▶ Written problem:
Search the records for the word "Lead" and report each line that has it.

Records contained in a dataset
——————————

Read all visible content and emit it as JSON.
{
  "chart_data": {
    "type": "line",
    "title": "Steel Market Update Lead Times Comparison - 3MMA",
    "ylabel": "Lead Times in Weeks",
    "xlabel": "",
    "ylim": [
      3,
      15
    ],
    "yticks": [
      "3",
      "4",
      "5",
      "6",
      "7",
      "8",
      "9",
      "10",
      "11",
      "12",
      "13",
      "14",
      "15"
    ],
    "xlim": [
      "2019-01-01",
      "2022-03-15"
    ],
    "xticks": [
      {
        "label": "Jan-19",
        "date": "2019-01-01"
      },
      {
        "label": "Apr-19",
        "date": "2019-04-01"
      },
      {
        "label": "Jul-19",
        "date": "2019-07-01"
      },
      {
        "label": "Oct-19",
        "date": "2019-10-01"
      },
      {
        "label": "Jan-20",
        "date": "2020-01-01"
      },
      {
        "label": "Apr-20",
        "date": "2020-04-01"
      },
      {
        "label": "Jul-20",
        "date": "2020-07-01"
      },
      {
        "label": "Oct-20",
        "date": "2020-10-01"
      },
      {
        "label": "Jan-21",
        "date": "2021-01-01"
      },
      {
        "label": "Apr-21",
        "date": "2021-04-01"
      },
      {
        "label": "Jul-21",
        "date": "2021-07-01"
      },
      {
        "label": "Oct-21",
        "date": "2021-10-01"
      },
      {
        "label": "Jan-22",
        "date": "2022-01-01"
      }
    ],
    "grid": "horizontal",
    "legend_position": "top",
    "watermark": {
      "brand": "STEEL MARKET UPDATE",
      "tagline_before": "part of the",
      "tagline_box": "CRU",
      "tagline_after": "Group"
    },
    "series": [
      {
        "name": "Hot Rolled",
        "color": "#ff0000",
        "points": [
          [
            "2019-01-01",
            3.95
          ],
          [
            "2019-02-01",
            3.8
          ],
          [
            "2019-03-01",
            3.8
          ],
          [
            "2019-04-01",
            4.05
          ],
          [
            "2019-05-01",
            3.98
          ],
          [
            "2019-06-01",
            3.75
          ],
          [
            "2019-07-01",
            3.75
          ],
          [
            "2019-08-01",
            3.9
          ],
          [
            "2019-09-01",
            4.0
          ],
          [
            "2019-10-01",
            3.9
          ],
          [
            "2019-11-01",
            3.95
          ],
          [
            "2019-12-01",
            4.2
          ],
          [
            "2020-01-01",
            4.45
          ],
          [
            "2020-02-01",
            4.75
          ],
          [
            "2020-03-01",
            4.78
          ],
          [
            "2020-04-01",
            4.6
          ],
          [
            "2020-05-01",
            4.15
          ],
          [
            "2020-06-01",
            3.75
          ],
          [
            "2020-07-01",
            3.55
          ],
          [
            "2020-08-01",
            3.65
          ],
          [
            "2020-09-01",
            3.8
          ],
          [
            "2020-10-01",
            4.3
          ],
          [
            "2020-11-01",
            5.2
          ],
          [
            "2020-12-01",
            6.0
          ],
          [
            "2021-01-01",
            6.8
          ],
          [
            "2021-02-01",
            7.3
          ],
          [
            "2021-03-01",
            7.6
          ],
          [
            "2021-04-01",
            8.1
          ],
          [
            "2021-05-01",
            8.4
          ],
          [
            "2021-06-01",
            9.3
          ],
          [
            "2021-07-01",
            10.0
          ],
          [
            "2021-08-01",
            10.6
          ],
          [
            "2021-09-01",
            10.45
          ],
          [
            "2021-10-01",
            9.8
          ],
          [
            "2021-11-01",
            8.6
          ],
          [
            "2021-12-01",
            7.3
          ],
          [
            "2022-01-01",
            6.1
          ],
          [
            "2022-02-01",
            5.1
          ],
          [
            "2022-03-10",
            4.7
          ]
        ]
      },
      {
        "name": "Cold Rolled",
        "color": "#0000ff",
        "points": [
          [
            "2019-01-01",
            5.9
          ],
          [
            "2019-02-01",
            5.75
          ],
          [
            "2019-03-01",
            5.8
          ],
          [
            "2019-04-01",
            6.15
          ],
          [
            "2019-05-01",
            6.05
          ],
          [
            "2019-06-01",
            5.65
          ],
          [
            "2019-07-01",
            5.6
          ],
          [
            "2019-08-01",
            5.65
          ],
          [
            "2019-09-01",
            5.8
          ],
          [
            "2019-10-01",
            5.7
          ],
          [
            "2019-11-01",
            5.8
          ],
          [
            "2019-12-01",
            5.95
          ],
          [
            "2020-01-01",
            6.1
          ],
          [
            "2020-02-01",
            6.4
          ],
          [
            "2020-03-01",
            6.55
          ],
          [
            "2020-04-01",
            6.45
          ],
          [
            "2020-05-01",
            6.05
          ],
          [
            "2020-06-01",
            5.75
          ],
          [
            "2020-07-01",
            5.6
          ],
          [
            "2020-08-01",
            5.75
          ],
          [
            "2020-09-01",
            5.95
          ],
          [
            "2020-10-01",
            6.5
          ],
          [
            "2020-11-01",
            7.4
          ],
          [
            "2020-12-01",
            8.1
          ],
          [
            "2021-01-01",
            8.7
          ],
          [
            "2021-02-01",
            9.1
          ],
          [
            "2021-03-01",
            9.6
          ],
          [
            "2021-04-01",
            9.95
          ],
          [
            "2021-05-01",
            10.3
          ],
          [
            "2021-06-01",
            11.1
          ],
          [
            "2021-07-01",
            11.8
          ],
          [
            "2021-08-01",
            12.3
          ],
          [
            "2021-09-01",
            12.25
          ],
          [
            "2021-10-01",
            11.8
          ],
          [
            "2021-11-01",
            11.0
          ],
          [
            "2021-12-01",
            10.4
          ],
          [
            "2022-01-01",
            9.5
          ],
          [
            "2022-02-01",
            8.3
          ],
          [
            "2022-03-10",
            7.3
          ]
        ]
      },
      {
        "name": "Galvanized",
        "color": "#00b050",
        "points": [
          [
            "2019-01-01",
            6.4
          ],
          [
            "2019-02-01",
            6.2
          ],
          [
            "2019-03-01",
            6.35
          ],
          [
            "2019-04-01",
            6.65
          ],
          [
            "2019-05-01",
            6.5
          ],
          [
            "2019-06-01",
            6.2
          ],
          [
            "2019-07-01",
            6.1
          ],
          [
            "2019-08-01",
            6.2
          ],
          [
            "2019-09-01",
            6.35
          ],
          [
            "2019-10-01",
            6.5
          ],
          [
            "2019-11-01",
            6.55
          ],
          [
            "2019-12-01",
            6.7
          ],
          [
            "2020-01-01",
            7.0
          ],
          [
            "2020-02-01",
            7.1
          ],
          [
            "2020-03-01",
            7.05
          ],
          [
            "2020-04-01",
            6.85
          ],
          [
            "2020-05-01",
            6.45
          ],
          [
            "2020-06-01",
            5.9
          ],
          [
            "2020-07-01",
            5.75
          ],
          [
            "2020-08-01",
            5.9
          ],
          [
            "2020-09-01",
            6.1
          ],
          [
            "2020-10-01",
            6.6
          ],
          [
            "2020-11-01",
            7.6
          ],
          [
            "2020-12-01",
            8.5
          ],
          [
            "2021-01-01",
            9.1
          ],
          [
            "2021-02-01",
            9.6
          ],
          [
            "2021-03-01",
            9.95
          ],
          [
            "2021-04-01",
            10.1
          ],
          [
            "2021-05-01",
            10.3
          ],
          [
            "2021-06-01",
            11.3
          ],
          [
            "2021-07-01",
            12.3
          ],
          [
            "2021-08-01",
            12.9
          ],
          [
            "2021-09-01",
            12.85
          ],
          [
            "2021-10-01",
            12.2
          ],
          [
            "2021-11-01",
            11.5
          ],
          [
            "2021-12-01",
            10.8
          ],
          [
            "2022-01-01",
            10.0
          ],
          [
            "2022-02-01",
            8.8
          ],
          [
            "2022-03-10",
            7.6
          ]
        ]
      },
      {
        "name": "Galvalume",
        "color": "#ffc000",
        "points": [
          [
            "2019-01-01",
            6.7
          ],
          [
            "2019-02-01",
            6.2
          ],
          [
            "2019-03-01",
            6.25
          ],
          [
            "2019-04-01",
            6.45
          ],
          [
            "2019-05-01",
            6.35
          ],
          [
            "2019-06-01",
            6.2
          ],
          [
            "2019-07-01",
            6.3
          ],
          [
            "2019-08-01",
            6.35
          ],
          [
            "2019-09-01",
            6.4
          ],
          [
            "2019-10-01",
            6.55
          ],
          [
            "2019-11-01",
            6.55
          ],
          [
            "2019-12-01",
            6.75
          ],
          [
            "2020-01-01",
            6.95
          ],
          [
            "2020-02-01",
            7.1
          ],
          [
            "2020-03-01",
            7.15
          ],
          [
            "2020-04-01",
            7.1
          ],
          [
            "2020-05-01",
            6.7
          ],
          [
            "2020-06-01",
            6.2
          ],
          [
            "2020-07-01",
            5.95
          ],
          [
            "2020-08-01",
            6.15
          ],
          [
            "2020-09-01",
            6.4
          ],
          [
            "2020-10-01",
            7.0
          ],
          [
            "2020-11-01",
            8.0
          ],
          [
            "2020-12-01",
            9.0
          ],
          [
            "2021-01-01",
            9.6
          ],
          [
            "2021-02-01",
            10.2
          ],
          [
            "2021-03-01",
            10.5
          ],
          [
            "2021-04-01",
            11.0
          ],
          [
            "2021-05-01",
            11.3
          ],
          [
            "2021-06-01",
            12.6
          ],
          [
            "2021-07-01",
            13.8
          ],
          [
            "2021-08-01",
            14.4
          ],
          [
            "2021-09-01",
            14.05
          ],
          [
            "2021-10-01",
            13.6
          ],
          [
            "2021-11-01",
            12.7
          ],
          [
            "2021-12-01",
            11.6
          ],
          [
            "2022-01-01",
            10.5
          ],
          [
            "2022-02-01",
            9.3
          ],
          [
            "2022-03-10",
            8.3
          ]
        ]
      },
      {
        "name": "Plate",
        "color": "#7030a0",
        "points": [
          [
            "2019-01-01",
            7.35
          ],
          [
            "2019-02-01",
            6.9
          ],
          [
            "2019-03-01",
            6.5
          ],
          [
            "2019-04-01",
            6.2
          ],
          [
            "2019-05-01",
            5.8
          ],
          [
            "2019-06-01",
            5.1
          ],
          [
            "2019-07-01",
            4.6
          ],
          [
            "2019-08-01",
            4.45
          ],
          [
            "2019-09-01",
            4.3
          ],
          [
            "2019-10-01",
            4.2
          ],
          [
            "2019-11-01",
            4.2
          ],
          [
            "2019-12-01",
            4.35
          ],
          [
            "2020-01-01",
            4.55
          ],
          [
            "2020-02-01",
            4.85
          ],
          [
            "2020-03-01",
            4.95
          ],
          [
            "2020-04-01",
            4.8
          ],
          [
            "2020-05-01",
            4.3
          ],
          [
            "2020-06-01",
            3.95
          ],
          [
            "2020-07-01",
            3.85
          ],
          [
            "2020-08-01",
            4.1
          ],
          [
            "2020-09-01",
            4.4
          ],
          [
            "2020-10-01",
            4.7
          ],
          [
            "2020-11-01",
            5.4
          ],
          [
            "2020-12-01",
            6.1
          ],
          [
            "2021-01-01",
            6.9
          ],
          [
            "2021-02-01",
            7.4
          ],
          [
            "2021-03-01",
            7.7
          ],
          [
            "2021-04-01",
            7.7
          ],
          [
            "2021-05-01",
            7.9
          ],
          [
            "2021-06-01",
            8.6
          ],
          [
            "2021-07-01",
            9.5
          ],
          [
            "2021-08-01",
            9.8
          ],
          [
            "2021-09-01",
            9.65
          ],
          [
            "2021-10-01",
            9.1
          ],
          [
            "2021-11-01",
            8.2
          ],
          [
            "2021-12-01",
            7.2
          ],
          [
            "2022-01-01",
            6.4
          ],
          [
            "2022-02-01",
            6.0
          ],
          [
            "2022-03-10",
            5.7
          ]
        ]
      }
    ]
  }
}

——————————

▶ Exercise output:
    "title": "Steel Market Update Lead Times Comparison - 3MMA",
    "ylabel": "Lead Times in Weeks",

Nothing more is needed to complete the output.